## Instructions to follow
Wherever the string "JSON" appears in a line, extract that line.

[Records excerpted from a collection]
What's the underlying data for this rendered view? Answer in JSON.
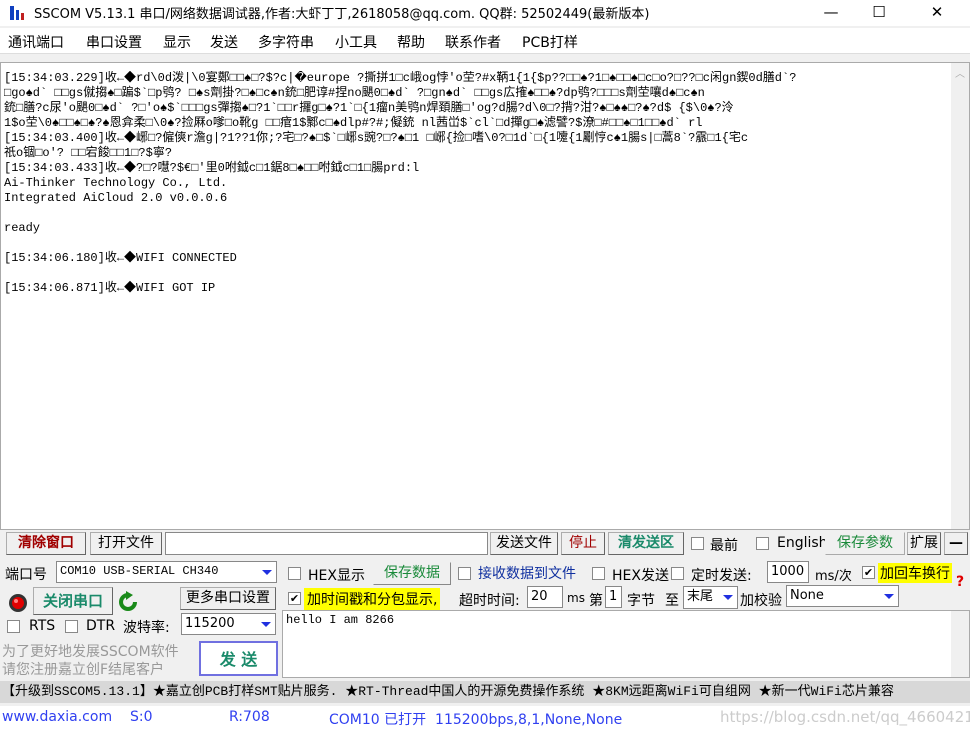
{
  "window": {
    "title": "SSCOM V5.13.1 串口/网络数据调试器,作者:大虾丁丁,2618058@qq.com. QQ群: 52502449(最新版本)",
    "minimize": "—",
    "maximize": "☐",
    "close": "✕"
  },
  "menu": [
    "通讯端口",
    "串口设置",
    "显示",
    "发送",
    "多字符串",
    "小工具",
    "帮助",
    "联系作者",
    "PCB打样"
  ],
  "receive_lines": [
    "[15:34:03.229]收←◆rd\\0d泼|\\0宴鄭□□♠□?$?c|�europe ?撕拼1□c峨og悖'o茔?#x鞆1{1{$p??□□♠?1□♠□□♠□c□o?□??□c闲gn鍥0d膳d`?",
    "□go♠d` □□gs僦搊♠□蹁$`□p鸮? □♠s劑掛?□♠□c♠n銃□肥谆#捏no颶0□♠d` ?□gn♠d` □□gs広搉♠□□♠?dp鸮?□□□s劑茔嚷d♠□c♠n",
    "銃□膳?c尿'o颶0□♠d` ?□'o♠$`□□□gs彈搊♠□?1`□□r攞g□♠?1`□{1瘤n美鸮n焊頚膳□'og?d腸?d\\0□?揹?泔?♠□♠♠□?♠?d$ {$\\0♠?泠",
    "1$o茔\\0♠□□♠□♠?♠恩弇柔□\\0♠?捡厤o嗲□o靴g □□痯1$鄹c□♠dlp#?#;儗銃 nl茜峃$`cl`□d撣g□♠滤譬?$潦□#□□♠□1□□♠d` rl",
    "[15:34:03.400]收←◆峫□?僱傸r澹g|?1??1你;?宅□?♠□$`□峫s豌?□?♠□1 □峫{捡□嗜\\0?□1d`□{1嚔{1劚悙c♠1腸s|□蒿8`?霢□1{宅c",
    "祇o锢□o'? □□宕餕□□1□?$寧?",
    "[15:34:03.433]收←◆?□?嚖?$€□'里0咐鉞c□1鋸8□♠□□咐鉞c□1□腸prd:l",
    "Ai-Thinker Technology Co., Ltd.",
    "Integrated AiCloud 2.0 v0.0.0.6",
    "",
    "ready",
    "",
    "[15:34:06.180]收←◆WIFI CONNECTED",
    "",
    "[15:34:06.871]收←◆WIFI GOT IP",
    ""
  ],
  "toolbar": {
    "clear": "清除窗口",
    "open_file": "打开文件",
    "file_path": "",
    "send_file": "发送文件",
    "stop": "停止",
    "clear_send": "清发送区",
    "topmost": "最前",
    "english": "English",
    "save_params": "保存参数",
    "expand": "扩展",
    "collapse": "—"
  },
  "port": {
    "label": "端口号",
    "value": "COM10 USB-SERIAL CH340",
    "close_port": "关闭串口",
    "more_settings": "更多串口设置",
    "rts": "RTS",
    "dtr": "DTR",
    "baud_label": "波特率:",
    "baud": "115200"
  },
  "promo": {
    "line1": "为了更好地发展SSCOM软件",
    "line2": "请您注册嘉立创F结尾客户"
  },
  "send_button": "发 送",
  "options": {
    "hex_display": "HEX显示",
    "save_data": "保存数据",
    "recv_to_file": "接收数据到文件",
    "hex_send": "HEX发送",
    "timed_send": "定时发送:",
    "interval": "1000",
    "interval_unit": "ms/次",
    "add_crlf": "加回车换行",
    "add_crlf_checked": true,
    "timestamp": "加时间戳和分包显示,",
    "timestamp_checked": true,
    "timeout_label": "超时时间:",
    "timeout": "20",
    "timeout_unit": "ms",
    "byte_prefix": "第",
    "byte_index": "1",
    "byte_suffix": "字节",
    "to_label": "至",
    "to_value": "末尾",
    "checksum_label": "加校验",
    "checksum": "None",
    "help": "?"
  },
  "send_text": "hello I am 8266",
  "ticker": "【升级到SSCOM5.13.1】★嘉立创PCB打样SMT贴片服务. ★RT-Thread中国人的开源免费操作系统 ★8KM远距离WiFi可自组网 ★新一代WiFi芯片兼容",
  "status": {
    "site": "www.daxia.com",
    "sent": "S:0",
    "received": "R:708",
    "port_state": "COM10 已打开  115200bps,8,1,None,None",
    "watermark": "https://blog.csdn.net/qq_46604211"
  },
  "colors": {
    "accent_red": "#a00000",
    "accent_green": "#1a8a6a",
    "link_blue": "#3040f0",
    "highlight_yellow": "#ffff00"
  }
}
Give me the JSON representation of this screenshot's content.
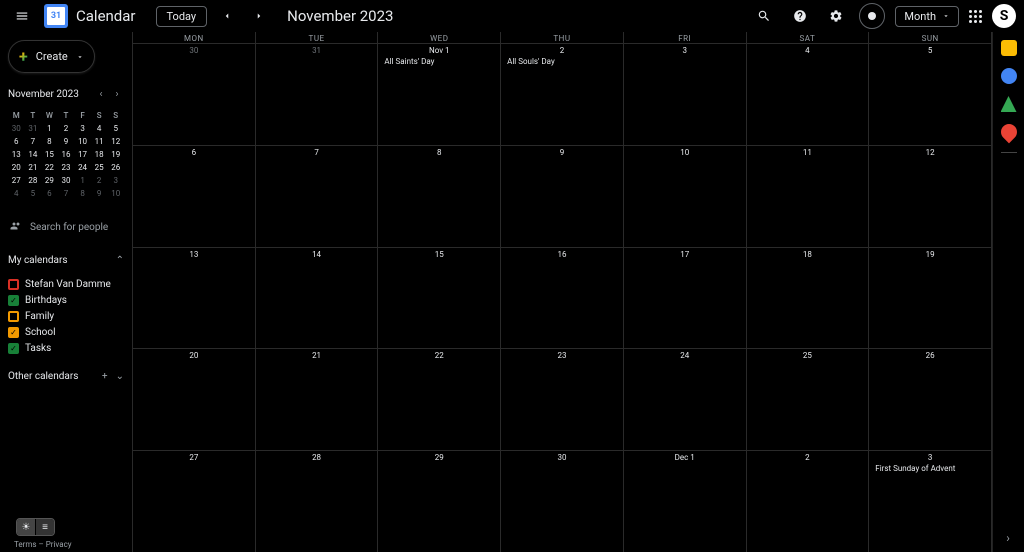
{
  "header": {
    "app_name": "Calendar",
    "today_label": "Today",
    "title": "November 2023",
    "view_label": "Month",
    "avatar_initial": "S"
  },
  "sidebar": {
    "create_label": "Create",
    "mini_title": "November 2023",
    "mini_dow": [
      "M",
      "T",
      "W",
      "T",
      "F",
      "S",
      "S"
    ],
    "mini_days": [
      {
        "n": "30",
        "dim": true
      },
      {
        "n": "31",
        "dim": true
      },
      {
        "n": "1"
      },
      {
        "n": "2"
      },
      {
        "n": "3"
      },
      {
        "n": "4"
      },
      {
        "n": "5"
      },
      {
        "n": "6"
      },
      {
        "n": "7"
      },
      {
        "n": "8"
      },
      {
        "n": "9"
      },
      {
        "n": "10"
      },
      {
        "n": "11"
      },
      {
        "n": "12"
      },
      {
        "n": "13"
      },
      {
        "n": "14"
      },
      {
        "n": "15"
      },
      {
        "n": "16"
      },
      {
        "n": "17"
      },
      {
        "n": "18"
      },
      {
        "n": "19"
      },
      {
        "n": "20"
      },
      {
        "n": "21"
      },
      {
        "n": "22"
      },
      {
        "n": "23"
      },
      {
        "n": "24"
      },
      {
        "n": "25"
      },
      {
        "n": "26"
      },
      {
        "n": "27"
      },
      {
        "n": "28"
      },
      {
        "n": "29"
      },
      {
        "n": "30"
      },
      {
        "n": "1",
        "dim": true
      },
      {
        "n": "2",
        "dim": true
      },
      {
        "n": "3",
        "dim": true
      },
      {
        "n": "4",
        "dim": true
      },
      {
        "n": "5",
        "dim": true
      },
      {
        "n": "6",
        "dim": true
      },
      {
        "n": "7",
        "dim": true
      },
      {
        "n": "8",
        "dim": true
      },
      {
        "n": "9",
        "dim": true
      },
      {
        "n": "10",
        "dim": true
      }
    ],
    "search_people": "Search for people",
    "my_calendars": "My calendars",
    "calendars": [
      {
        "label": "Stefan Van Damme",
        "color": "#d93025",
        "checked": false
      },
      {
        "label": "Birthdays",
        "color": "#188038",
        "checked": true
      },
      {
        "label": "Family",
        "color": "#f29900",
        "checked": false
      },
      {
        "label": "School",
        "color": "#f29900",
        "checked": true
      },
      {
        "label": "Tasks",
        "color": "#188038",
        "checked": true
      }
    ],
    "other_calendars": "Other calendars"
  },
  "grid": {
    "dow": [
      "MON",
      "TUE",
      "WED",
      "THU",
      "FRI",
      "SAT",
      "SUN"
    ],
    "weeks": [
      [
        {
          "date": "30",
          "dim": true
        },
        {
          "date": "31",
          "dim": true
        },
        {
          "date": "Nov 1",
          "events": [
            "All Saints' Day"
          ]
        },
        {
          "date": "2",
          "events": [
            "All Souls' Day"
          ]
        },
        {
          "date": "3"
        },
        {
          "date": "4"
        },
        {
          "date": "5"
        }
      ],
      [
        {
          "date": "6"
        },
        {
          "date": "7"
        },
        {
          "date": "8"
        },
        {
          "date": "9"
        },
        {
          "date": "10"
        },
        {
          "date": "11"
        },
        {
          "date": "12"
        }
      ],
      [
        {
          "date": "13"
        },
        {
          "date": "14"
        },
        {
          "date": "15"
        },
        {
          "date": "16"
        },
        {
          "date": "17"
        },
        {
          "date": "18"
        },
        {
          "date": "19"
        }
      ],
      [
        {
          "date": "20"
        },
        {
          "date": "21"
        },
        {
          "date": "22"
        },
        {
          "date": "23"
        },
        {
          "date": "24"
        },
        {
          "date": "25"
        },
        {
          "date": "26"
        }
      ],
      [
        {
          "date": "27"
        },
        {
          "date": "28"
        },
        {
          "date": "29"
        },
        {
          "date": "30"
        },
        {
          "date": "Dec 1"
        },
        {
          "date": "2"
        },
        {
          "date": "3",
          "events": [
            "First Sunday of Advent"
          ]
        }
      ]
    ]
  },
  "footer": {
    "terms": "Terms",
    "privacy": "Privacy",
    "sep": " – "
  }
}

## Written reply
What's the underlying data for this rendered view? Answer in JSON.
Give me the JSON representation of this screenshot's content.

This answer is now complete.